::: Records to process :::

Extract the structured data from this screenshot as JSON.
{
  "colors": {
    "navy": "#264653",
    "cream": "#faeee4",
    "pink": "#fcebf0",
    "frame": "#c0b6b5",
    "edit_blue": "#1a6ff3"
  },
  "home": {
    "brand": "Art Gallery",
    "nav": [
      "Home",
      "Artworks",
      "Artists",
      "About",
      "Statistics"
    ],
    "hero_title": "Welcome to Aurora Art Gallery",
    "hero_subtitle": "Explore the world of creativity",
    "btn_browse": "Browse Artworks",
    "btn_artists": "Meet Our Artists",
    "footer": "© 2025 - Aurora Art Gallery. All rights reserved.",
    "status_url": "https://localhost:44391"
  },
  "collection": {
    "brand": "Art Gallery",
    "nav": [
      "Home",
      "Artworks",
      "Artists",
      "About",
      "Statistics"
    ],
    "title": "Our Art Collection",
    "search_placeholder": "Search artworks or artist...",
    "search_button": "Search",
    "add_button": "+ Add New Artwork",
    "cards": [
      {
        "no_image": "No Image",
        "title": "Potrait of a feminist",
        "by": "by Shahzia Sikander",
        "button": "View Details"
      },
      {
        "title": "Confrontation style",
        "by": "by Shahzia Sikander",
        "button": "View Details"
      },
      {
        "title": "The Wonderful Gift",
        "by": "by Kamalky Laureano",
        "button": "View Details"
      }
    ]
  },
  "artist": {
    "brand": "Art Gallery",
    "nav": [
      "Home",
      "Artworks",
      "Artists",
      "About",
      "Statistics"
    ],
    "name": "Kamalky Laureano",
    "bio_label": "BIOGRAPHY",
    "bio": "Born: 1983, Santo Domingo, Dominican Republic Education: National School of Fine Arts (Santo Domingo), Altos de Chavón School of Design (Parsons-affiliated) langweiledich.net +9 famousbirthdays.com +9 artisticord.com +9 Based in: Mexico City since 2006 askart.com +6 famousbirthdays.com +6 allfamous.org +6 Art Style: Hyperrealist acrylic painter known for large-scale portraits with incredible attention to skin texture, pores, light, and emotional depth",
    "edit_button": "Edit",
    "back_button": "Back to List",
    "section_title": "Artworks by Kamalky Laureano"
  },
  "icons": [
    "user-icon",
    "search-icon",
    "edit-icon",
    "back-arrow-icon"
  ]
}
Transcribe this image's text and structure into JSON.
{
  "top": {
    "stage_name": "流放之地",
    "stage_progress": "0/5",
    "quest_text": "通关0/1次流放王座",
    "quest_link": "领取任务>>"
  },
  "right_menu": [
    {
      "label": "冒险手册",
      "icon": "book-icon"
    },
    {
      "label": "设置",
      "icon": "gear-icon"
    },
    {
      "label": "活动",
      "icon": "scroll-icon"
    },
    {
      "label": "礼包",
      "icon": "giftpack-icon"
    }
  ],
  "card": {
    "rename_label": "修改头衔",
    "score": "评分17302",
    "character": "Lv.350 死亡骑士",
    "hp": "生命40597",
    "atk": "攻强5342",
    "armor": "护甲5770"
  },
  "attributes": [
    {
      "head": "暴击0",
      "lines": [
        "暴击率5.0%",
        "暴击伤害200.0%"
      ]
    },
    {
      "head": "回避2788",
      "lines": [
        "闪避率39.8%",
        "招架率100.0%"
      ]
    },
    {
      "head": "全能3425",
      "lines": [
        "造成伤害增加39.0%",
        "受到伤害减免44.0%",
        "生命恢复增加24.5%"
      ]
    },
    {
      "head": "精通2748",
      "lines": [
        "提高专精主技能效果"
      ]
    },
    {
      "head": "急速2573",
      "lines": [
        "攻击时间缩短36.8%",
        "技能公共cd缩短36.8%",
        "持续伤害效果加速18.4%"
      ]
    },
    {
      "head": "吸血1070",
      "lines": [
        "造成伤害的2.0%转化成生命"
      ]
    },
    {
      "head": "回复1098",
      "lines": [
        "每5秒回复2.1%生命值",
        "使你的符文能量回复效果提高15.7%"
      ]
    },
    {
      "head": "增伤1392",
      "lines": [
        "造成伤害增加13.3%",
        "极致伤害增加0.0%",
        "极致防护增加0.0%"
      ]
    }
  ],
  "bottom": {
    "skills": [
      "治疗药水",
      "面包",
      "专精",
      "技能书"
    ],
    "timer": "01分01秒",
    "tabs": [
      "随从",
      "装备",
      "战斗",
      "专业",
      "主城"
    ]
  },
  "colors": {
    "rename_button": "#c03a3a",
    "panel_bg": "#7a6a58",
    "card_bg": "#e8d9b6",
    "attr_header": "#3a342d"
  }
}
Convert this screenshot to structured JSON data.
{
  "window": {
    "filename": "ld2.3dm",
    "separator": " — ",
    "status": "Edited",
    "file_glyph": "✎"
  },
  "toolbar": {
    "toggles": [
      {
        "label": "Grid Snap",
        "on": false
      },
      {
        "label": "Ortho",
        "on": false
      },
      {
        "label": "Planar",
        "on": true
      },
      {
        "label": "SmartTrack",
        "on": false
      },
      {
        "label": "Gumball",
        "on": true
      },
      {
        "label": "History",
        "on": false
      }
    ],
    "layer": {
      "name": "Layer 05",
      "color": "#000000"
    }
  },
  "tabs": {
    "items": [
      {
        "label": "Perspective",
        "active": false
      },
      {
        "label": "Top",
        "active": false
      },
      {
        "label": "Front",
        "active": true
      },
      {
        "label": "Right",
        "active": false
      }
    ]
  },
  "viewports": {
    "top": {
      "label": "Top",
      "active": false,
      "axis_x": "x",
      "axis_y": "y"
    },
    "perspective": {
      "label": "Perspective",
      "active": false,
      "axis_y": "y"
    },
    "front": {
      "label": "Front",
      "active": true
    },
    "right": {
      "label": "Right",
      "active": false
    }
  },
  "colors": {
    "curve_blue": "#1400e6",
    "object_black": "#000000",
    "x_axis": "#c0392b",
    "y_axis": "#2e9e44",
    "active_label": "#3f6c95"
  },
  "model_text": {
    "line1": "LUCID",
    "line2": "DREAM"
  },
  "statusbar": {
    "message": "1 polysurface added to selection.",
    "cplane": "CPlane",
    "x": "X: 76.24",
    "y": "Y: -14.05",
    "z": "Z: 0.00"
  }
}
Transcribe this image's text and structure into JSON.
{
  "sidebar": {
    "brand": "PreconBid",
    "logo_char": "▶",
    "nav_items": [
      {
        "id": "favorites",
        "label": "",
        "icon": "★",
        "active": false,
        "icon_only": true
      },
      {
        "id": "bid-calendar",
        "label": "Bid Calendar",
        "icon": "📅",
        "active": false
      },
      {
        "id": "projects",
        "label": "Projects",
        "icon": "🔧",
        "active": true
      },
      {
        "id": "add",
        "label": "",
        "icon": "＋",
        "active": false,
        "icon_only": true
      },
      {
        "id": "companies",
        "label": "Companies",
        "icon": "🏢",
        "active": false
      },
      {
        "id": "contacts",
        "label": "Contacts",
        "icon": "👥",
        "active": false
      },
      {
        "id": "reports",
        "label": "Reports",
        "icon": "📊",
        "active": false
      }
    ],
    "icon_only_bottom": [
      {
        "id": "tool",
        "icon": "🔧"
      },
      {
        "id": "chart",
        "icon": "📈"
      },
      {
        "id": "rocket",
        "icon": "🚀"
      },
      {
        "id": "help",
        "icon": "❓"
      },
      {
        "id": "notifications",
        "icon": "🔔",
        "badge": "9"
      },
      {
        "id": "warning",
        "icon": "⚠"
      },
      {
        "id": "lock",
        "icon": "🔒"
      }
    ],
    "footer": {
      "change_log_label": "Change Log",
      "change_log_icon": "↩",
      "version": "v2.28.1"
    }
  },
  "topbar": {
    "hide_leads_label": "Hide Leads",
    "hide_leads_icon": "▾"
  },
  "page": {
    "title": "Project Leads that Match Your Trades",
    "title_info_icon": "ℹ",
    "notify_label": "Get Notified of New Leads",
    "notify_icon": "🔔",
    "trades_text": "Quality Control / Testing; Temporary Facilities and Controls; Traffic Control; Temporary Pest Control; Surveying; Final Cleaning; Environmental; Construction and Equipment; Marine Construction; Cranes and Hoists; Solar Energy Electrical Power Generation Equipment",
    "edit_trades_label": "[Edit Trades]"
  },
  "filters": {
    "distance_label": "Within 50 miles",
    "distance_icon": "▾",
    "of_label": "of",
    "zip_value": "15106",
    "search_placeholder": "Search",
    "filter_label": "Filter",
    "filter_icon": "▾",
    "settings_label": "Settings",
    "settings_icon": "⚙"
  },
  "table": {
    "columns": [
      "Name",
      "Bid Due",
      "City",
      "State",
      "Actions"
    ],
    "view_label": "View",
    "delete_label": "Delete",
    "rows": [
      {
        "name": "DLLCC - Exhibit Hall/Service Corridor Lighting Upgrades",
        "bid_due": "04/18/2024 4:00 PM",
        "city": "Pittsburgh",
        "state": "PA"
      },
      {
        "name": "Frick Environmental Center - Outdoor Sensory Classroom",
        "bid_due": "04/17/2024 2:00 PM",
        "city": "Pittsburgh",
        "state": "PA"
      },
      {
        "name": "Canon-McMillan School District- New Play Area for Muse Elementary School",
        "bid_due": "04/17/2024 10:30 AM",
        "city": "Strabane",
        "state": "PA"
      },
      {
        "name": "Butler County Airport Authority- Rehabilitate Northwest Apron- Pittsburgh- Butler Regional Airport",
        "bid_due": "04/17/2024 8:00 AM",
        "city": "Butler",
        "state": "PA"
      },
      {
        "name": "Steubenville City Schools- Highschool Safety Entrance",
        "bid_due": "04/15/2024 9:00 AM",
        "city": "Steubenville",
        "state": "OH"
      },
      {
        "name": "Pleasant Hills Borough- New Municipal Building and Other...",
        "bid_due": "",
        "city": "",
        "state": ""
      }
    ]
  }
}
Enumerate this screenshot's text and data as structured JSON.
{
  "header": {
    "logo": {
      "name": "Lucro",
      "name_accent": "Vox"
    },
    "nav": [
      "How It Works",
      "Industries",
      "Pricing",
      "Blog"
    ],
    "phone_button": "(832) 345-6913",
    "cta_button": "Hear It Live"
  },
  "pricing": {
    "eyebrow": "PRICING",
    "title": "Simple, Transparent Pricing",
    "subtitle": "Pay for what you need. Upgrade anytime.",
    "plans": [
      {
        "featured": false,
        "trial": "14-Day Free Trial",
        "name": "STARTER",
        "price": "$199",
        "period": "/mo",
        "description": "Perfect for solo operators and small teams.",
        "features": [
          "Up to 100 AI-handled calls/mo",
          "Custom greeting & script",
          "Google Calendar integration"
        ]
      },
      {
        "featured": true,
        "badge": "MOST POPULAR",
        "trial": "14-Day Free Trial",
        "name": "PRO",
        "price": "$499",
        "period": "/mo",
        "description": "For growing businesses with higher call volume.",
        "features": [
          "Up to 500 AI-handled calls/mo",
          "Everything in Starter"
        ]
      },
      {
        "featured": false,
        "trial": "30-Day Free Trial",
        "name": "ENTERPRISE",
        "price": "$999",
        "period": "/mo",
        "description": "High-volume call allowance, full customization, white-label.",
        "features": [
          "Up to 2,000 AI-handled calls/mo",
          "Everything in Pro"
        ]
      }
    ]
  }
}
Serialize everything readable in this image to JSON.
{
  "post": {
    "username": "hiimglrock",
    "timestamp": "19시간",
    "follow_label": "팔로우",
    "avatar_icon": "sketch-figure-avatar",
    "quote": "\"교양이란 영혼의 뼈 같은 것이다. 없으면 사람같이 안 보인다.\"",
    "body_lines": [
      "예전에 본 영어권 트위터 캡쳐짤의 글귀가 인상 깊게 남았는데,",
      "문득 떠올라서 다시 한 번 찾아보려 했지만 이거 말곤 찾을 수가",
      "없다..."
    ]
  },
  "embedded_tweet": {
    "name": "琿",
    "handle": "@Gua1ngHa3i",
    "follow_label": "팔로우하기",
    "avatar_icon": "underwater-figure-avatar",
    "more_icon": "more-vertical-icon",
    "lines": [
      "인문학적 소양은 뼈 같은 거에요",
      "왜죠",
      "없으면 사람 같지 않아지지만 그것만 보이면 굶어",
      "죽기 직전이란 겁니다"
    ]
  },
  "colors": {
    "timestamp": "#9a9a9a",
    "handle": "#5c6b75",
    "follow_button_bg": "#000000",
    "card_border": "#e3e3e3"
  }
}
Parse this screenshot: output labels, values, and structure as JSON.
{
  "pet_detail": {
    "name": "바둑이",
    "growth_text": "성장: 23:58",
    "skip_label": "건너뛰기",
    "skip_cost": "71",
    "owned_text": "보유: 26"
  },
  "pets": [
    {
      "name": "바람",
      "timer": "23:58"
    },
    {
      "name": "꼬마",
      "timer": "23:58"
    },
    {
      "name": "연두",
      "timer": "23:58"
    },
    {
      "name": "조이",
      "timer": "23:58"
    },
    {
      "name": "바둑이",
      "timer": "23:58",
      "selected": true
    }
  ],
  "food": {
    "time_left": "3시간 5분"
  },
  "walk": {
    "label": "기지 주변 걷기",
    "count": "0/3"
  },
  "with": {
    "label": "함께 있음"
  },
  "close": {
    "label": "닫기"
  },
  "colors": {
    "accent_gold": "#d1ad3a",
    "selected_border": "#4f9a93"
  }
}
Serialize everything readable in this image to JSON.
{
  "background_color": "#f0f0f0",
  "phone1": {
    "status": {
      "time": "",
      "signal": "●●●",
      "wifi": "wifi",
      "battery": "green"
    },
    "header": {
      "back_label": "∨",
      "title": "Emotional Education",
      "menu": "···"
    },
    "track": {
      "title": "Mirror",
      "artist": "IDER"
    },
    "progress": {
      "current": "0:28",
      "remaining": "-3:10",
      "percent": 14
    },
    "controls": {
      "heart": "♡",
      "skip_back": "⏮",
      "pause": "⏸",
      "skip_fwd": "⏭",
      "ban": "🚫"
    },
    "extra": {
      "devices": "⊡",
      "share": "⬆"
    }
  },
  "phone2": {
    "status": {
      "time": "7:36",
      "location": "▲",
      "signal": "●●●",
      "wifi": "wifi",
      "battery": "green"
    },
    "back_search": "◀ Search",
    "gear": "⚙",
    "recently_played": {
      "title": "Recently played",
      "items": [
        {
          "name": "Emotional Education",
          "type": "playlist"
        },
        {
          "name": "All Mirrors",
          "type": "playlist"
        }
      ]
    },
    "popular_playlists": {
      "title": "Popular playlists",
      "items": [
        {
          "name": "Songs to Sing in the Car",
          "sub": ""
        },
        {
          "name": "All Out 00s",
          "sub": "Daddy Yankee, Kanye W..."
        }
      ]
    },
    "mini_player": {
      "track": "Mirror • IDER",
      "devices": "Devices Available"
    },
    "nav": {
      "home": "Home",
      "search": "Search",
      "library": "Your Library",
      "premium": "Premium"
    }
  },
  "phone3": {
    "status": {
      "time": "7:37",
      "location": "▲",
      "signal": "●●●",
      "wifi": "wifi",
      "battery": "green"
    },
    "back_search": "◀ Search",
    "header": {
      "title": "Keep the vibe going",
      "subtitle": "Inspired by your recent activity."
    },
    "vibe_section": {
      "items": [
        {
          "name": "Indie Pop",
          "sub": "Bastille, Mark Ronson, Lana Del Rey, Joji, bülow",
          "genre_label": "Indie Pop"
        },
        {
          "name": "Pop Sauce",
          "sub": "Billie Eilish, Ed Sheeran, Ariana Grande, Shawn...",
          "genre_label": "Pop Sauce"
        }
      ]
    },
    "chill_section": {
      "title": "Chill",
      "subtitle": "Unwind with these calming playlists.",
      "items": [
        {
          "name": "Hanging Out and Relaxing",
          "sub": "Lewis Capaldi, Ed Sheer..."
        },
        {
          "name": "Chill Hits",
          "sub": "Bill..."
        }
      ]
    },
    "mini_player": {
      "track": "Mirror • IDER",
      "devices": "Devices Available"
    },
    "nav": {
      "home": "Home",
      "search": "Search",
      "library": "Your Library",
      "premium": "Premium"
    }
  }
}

:::

What is asked: Report how many lines in the records hold the word "Aurora", giving the number and nothing else.

Task response: 2